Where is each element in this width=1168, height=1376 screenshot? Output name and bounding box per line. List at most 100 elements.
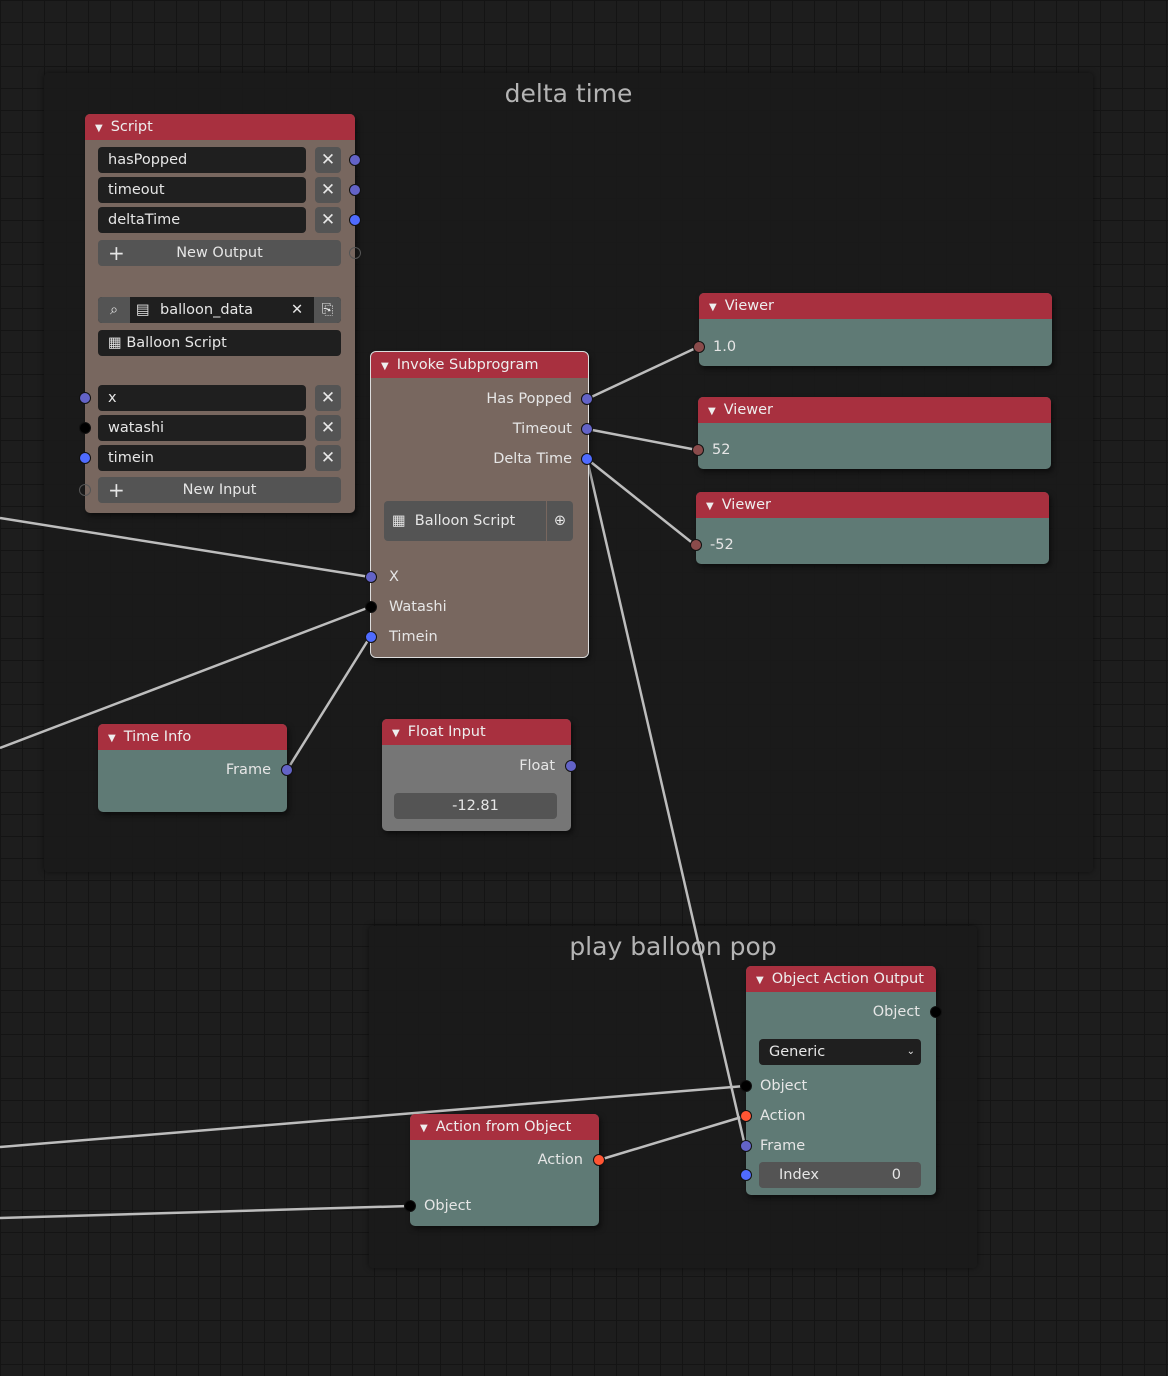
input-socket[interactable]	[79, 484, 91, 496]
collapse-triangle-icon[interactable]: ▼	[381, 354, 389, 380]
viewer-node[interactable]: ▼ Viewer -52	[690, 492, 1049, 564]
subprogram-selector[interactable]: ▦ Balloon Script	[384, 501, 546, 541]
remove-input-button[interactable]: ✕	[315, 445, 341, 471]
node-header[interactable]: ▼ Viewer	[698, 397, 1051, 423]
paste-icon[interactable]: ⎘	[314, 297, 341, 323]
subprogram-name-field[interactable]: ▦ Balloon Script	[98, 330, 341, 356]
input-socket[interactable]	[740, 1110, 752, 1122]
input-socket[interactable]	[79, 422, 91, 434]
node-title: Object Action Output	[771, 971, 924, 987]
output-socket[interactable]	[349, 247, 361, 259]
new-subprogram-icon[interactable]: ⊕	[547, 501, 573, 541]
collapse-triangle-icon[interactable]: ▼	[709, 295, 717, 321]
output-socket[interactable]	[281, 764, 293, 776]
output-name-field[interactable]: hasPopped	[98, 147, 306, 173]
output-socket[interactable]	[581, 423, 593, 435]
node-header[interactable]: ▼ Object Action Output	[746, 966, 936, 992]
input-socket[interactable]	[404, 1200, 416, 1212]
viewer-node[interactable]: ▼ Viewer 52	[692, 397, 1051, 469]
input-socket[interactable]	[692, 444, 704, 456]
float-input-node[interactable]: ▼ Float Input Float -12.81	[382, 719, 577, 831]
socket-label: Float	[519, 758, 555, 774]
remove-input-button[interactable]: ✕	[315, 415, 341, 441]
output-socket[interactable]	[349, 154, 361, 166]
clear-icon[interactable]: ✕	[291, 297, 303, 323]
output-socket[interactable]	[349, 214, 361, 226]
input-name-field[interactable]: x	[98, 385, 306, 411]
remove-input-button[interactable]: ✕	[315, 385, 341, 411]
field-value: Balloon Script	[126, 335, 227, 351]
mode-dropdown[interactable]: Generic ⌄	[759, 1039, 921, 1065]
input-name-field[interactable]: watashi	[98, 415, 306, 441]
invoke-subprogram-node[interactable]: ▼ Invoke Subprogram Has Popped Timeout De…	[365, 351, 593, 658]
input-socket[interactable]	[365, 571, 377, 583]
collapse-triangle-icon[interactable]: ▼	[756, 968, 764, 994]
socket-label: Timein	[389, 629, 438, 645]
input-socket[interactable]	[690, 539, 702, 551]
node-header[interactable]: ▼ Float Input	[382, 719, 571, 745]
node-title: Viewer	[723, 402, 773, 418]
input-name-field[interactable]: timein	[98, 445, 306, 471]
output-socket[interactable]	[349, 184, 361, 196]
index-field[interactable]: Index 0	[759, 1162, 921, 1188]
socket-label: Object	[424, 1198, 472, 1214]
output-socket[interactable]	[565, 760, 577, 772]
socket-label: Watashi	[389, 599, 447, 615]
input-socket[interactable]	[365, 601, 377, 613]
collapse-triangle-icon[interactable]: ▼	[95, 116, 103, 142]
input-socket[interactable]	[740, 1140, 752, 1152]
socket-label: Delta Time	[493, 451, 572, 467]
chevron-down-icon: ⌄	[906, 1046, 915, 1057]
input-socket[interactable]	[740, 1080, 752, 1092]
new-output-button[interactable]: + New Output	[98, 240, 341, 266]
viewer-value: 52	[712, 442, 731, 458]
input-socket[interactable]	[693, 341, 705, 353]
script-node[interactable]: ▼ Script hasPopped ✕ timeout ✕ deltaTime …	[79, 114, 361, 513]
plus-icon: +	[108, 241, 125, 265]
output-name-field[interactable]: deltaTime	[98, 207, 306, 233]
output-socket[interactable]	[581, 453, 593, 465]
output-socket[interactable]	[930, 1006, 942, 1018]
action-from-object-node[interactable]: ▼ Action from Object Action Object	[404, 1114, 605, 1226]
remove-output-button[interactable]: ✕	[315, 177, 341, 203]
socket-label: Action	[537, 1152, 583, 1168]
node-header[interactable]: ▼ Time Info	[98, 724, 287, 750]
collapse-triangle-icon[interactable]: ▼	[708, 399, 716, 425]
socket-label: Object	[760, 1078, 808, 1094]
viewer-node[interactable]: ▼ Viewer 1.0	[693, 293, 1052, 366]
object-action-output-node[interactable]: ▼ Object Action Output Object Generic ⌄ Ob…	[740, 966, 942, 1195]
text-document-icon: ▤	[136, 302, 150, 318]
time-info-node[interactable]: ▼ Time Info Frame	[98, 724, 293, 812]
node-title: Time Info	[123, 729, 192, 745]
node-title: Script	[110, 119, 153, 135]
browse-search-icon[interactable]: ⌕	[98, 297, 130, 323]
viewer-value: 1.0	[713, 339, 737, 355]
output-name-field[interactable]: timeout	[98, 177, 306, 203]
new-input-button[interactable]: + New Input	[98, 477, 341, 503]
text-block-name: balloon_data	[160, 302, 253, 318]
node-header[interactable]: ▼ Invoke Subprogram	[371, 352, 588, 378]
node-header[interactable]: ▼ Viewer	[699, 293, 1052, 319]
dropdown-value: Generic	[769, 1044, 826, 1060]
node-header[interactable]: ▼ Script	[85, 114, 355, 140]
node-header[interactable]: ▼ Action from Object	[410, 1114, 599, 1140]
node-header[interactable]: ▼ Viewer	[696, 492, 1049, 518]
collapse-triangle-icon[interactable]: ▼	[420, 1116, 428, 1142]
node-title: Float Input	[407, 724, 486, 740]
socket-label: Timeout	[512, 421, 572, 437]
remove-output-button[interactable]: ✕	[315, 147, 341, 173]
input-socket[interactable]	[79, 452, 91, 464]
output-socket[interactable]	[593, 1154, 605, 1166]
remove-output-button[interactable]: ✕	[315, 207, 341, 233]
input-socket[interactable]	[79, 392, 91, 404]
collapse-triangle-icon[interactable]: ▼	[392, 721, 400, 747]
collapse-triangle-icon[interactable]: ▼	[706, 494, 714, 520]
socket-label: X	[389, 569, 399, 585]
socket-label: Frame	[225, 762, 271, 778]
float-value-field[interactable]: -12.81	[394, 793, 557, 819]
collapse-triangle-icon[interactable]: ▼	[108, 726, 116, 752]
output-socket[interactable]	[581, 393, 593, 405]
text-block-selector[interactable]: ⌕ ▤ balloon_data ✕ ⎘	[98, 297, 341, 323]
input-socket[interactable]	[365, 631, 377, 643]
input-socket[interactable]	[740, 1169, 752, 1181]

-------

--- Task description ---
Reproduce every line of the entries above verbatim, omitting the pictures.

--- Written solution ---
Where is each element in this width=1168, height=1376 screenshot? Output name and bounding box per line. List at most 100 elements.
input-socket[interactable]	[79, 484, 91, 496]
collapse-triangle-icon[interactable]: ▼	[381, 354, 389, 380]
viewer-node[interactable]: ▼ Viewer -52	[690, 492, 1049, 564]
subprogram-selector[interactable]: ▦ Balloon Script	[384, 501, 546, 541]
remove-input-button[interactable]: ✕	[315, 445, 341, 471]
node-header[interactable]: ▼ Viewer	[698, 397, 1051, 423]
paste-icon[interactable]: ⎘	[314, 297, 341, 323]
subprogram-name-field[interactable]: ▦ Balloon Script	[98, 330, 341, 356]
input-socket[interactable]	[740, 1110, 752, 1122]
input-socket[interactable]	[79, 422, 91, 434]
node-title: Object Action Output	[771, 971, 924, 987]
output-socket[interactable]	[349, 247, 361, 259]
new-subprogram-icon[interactable]: ⊕	[547, 501, 573, 541]
collapse-triangle-icon[interactable]: ▼	[709, 295, 717, 321]
output-socket[interactable]	[281, 764, 293, 776]
output-name-field[interactable]: hasPopped	[98, 147, 306, 173]
output-socket[interactable]	[581, 423, 593, 435]
node-header[interactable]: ▼ Object Action Output	[746, 966, 936, 992]
input-socket[interactable]	[404, 1200, 416, 1212]
viewer-node[interactable]: ▼ Viewer 52	[692, 397, 1051, 469]
input-socket[interactable]	[692, 444, 704, 456]
float-input-node[interactable]: ▼ Float Input Float -12.81	[382, 719, 577, 831]
socket-label: Float	[519, 758, 555, 774]
remove-input-button[interactable]: ✕	[315, 415, 341, 441]
output-socket[interactable]	[349, 154, 361, 166]
clear-icon[interactable]: ✕	[291, 297, 303, 323]
output-socket[interactable]	[349, 214, 361, 226]
input-name-field[interactable]: x	[98, 385, 306, 411]
remove-input-button[interactable]: ✕	[315, 385, 341, 411]
field-value: Balloon Script	[126, 335, 227, 351]
mode-dropdown[interactable]: Generic ⌄	[759, 1039, 921, 1065]
input-name-field[interactable]: watashi	[98, 415, 306, 441]
invoke-subprogram-node[interactable]: ▼ Invoke Subprogram Has Popped Timeout De…	[365, 351, 593, 658]
input-socket[interactable]	[365, 571, 377, 583]
collapse-triangle-icon[interactable]: ▼	[756, 968, 764, 994]
socket-label: Timein	[389, 629, 438, 645]
input-socket[interactable]	[690, 539, 702, 551]
node-header[interactable]: ▼ Float Input	[382, 719, 571, 745]
node-title: Viewer	[723, 402, 773, 418]
input-name-field[interactable]: timein	[98, 445, 306, 471]
output-socket[interactable]	[349, 184, 361, 196]
index-field[interactable]: Index 0	[759, 1162, 921, 1188]
socket-label: Object	[424, 1198, 472, 1214]
output-socket[interactable]	[565, 760, 577, 772]
socket-label: Watashi	[389, 599, 447, 615]
input-socket[interactable]	[365, 601, 377, 613]
collapse-triangle-icon[interactable]: ▼	[95, 116, 103, 142]
input-socket[interactable]	[740, 1140, 752, 1152]
socket-label: Delta Time	[493, 451, 572, 467]
chevron-down-icon: ⌄	[906, 1046, 915, 1057]
input-socket[interactable]	[740, 1080, 752, 1092]
new-output-button[interactable]: + New Output	[98, 240, 341, 266]
viewer-value: 52	[712, 442, 731, 458]
input-socket[interactable]	[693, 341, 705, 353]
script-node[interactable]: ▼ Script hasPopped ✕ timeout ✕ deltaTime …	[79, 114, 361, 513]
plus-icon: +	[108, 241, 125, 265]
output-name-field[interactable]: deltaTime	[98, 207, 306, 233]
output-socket[interactable]	[581, 453, 593, 465]
output-socket[interactable]	[930, 1006, 942, 1018]
action-from-object-node[interactable]: ▼ Action from Object Action Object	[404, 1114, 605, 1226]
remove-output-button[interactable]: ✕	[315, 177, 341, 203]
socket-label: Action	[537, 1152, 583, 1168]
node-header[interactable]: ▼ Time Info	[98, 724, 287, 750]
collapse-triangle-icon[interactable]: ▼	[708, 399, 716, 425]
socket-label: Object	[760, 1078, 808, 1094]
viewer-node[interactable]: ▼ Viewer 1.0	[693, 293, 1052, 366]
object-action-output-node[interactable]: ▼ Object Action Output Object Generic ⌄ Ob…	[740, 966, 942, 1195]
text-document-icon: ▤	[136, 302, 150, 318]
time-info-node[interactable]: ▼ Time Info Frame	[98, 724, 293, 812]
node-title: Time Info	[123, 729, 192, 745]
node-title: Script	[110, 119, 153, 135]
browse-search-icon[interactable]: ⌕	[98, 297, 130, 323]
viewer-value: 1.0	[713, 339, 737, 355]
output-name-field[interactable]: timeout	[98, 177, 306, 203]
new-input-button[interactable]: + New Input	[98, 477, 341, 503]
text-block-name: balloon_data	[160, 302, 253, 318]
node-header[interactable]: ▼ Invoke Subprogram	[371, 352, 588, 378]
node-header[interactable]: ▼ Viewer	[699, 293, 1052, 319]
dropdown-value: Generic	[769, 1044, 826, 1060]
node-header[interactable]: ▼ Script	[85, 114, 355, 140]
node-header[interactable]: ▼ Action from Object	[410, 1114, 599, 1140]
node-header[interactable]: ▼ Viewer	[696, 492, 1049, 518]
collapse-triangle-icon[interactable]: ▼	[420, 1116, 428, 1142]
node-title: Float Input	[407, 724, 486, 740]
socket-label: Timeout	[512, 421, 572, 437]
remove-output-button[interactable]: ✕	[315, 147, 341, 173]
input-socket[interactable]	[79, 452, 91, 464]
output-socket[interactable]	[593, 1154, 605, 1166]
remove-output-button[interactable]: ✕	[315, 207, 341, 233]
input-socket[interactable]	[79, 392, 91, 404]
collapse-triangle-icon[interactable]: ▼	[392, 721, 400, 747]
collapse-triangle-icon[interactable]: ▼	[706, 494, 714, 520]
socket-label: X	[389, 569, 399, 585]
socket-label: Frame	[225, 762, 271, 778]
float-value-field[interactable]: -12.81	[394, 793, 557, 819]
collapse-triangle-icon[interactable]: ▼	[108, 726, 116, 752]
output-socket[interactable]	[581, 393, 593, 405]
text-block-selector[interactable]: ⌕ ▤ balloon_data ✕ ⎘	[98, 297, 341, 323]
input-socket[interactable]	[365, 631, 377, 643]
input-socket[interactable]	[740, 1169, 752, 1181]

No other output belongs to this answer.